DO THIS – Return each entry exactly, omitting nothing.

[A block of data]
## BEGIN

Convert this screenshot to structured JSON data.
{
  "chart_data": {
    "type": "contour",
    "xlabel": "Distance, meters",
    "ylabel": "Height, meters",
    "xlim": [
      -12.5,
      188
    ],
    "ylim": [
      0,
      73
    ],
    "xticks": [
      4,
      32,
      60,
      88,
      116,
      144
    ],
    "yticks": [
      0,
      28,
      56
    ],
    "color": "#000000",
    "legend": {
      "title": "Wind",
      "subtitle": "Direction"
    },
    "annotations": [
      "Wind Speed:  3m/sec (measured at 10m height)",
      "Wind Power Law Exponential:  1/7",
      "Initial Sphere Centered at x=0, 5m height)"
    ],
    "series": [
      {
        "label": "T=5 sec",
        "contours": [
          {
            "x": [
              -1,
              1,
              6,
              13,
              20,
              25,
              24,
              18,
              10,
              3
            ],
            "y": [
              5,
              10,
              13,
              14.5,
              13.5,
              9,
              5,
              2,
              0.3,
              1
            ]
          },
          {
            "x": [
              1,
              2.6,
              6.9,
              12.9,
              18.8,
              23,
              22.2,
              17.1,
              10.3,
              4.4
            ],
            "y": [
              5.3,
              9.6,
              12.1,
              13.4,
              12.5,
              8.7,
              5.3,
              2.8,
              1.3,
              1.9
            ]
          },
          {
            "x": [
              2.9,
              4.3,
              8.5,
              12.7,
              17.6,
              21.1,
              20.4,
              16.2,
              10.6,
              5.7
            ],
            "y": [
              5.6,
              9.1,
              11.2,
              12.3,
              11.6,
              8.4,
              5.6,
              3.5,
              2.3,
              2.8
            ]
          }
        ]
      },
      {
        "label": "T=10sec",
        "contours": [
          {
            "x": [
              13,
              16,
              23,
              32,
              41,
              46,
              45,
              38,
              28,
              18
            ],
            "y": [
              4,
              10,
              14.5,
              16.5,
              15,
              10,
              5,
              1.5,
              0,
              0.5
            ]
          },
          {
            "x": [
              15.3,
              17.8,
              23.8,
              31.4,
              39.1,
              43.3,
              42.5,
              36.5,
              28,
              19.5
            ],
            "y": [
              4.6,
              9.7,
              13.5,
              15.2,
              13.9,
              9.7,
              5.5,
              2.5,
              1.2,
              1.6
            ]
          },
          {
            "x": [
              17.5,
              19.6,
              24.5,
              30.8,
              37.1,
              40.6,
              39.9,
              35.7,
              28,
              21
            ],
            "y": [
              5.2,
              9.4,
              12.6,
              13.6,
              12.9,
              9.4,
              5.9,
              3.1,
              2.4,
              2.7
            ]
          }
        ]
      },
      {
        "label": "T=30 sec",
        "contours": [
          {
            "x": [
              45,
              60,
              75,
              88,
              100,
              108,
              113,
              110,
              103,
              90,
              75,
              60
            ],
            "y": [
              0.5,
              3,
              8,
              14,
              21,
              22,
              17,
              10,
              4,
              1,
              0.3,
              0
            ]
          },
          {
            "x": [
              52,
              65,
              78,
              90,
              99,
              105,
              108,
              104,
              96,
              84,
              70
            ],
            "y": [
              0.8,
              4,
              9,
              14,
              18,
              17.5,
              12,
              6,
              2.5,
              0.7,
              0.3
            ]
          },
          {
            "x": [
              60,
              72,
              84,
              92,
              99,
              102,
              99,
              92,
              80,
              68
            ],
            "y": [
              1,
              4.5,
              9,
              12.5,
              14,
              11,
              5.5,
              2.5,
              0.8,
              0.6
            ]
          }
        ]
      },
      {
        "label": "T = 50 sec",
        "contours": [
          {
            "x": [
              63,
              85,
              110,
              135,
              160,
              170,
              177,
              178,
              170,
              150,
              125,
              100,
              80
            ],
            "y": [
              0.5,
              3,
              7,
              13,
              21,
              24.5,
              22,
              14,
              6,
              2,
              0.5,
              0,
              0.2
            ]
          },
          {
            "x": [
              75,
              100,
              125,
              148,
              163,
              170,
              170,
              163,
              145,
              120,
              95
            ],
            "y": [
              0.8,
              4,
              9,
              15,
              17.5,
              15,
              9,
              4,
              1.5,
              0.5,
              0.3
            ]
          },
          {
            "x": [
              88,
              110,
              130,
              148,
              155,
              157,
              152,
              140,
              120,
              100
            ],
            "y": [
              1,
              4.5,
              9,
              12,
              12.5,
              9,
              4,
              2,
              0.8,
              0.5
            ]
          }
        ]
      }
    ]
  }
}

## END

TASK OUTPUT –
Convert this screenshot to structured JSON data.
{
  "chart_data": {
    "type": "contour",
    "xlabel": "Distance, meters",
    "ylabel": "Height, meters",
    "xlim": [
      -12.5,
      188
    ],
    "ylim": [
      0,
      73
    ],
    "xticks": [
      4,
      32,
      60,
      88,
      116,
      144
    ],
    "yticks": [
      0,
      28,
      56
    ],
    "color": "#000000",
    "legend": {
      "title": "Wind",
      "subtitle": "Direction"
    },
    "annotations": [
      "Wind Speed:  3m/sec (measured at 10m height)",
      "Wind Power Law Exponential:  1/7",
      "Initial Sphere Centered at x=0, 5m height)"
    ],
    "series": [
      {
        "label": "T=5 sec",
        "contours": [
          {
            "x": [
              -1,
              1,
              6,
              13,
              20,
              25,
              24,
              18,
              10,
              3
            ],
            "y": [
              5,
              10,
              13,
              14.5,
              13.5,
              9,
              5,
              2,
              0.3,
              1
            ]
          },
          {
            "x": [
              1,
              2.6,
              6.9,
              12.9,
              18.8,
              23,
              22.2,
              17.1,
              10.3,
              4.4
            ],
            "y": [
              5.3,
              9.6,
              12.1,
              13.4,
              12.5,
              8.7,
              5.3,
              2.8,
              1.3,
              1.9
            ]
          },
          {
            "x": [
              2.9,
              4.3,
              8.5,
              12.7,
              17.6,
              21.1,
              20.4,
              16.2,
              10.6,
              5.7
            ],
            "y": [
              5.6,
              9.1,
              11.2,
              12.3,
              11.6,
              8.4,
              5.6,
              3.5,
              2.3,
              2.8
            ]
          }
        ]
      },
      {
        "label": "T=10sec",
        "contours": [
          {
            "x": [
              13,
              16,
              23,
              32,
              41,
              46,
              45,
              38,
              28,
              18
            ],
            "y": [
              4,
              10,
              14.5,
              16.5,
              15,
              10,
              5,
              1.5,
              0,
              0.5
            ]
          },
          {
            "x": [
              15.3,
              17.8,
              23.8,
              31.4,
              39.1,
              43.3,
              42.5,
              36.5,
              28,
              19.5
            ],
            "y": [
              4.6,
              9.7,
              13.5,
              15.2,
              13.9,
              9.7,
              5.5,
              2.5,
              1.2,
              1.6
            ]
          },
          {
            "x": [
              17.5,
              19.6,
              24.5,
              30.8,
              37.1,
              40.6,
              39.9,
              35.7,
              28,
              21
            ],
            "y": [
              5.2,
              9.4,
              12.6,
              13.6,
              12.9,
              9.4,
              5.9,
              3.1,
              2.4,
              2.7
            ]
          }
        ]
      },
      {
        "label": "T=30 sec",
        "contours": [
          {
            "x": [
              45,
              60,
              75,
              88,
              100,
              108,
              113,
              110,
              103,
              90,
              75,
              60
            ],
            "y": [
              0.5,
              3,
              8,
              14,
              21,
              22,
              17,
              10,
              4,
              1,
              0.3,
              0
            ]
          },
          {
            "x": [
              52,
              65,
              78,
              90,
              99,
              105,
              108,
              104,
              96,
              84,
              70
            ],
            "y": [
              0.8,
              4,
              9,
              14,
              18,
              17.5,
              12,
              6,
              2.5,
              0.7,
              0.3
            ]
          },
          {
            "x": [
              60,
              72,
              84,
              92,
              99,
              102,
              99,
              92,
              80,
              68
            ],
            "y": [
              1,
              4.5,
              9,
              12.5,
              14,
              11,
              5.5,
              2.5,
              0.8,
              0.6
            ]
          }
        ]
      },
      {
        "label": "T = 50 sec",
        "contours": [
          {
            "x": [
              63,
              85,
              110,
              135,
              160,
              170,
              177,
              178,
              170,
              150,
              125,
              100,
              80
            ],
            "y": [
              0.5,
              3,
              7,
              13,
              21,
              24.5,
              22,
              14,
              6,
              2,
              0.5,
              0,
              0.2
            ]
          },
          {
            "x": [
              75,
              100,
              125,
              148,
              163,
              170,
              170,
              163,
              145,
              120,
              95
            ],
            "y": [
              0.8,
              4,
              9,
              15,
              17.5,
              15,
              9,
              4,
              1.5,
              0.5,
              0.3
            ]
          },
          {
            "x": [
              88,
              110,
              130,
              148,
              155,
              157,
              152,
              140,
              120,
              100
            ],
            "y": [
              1,
              4.5,
              9,
              12,
              12.5,
              9,
              4,
              2,
              0.8,
              0.5
            ]
          }
        ]
      }
    ]
  }
}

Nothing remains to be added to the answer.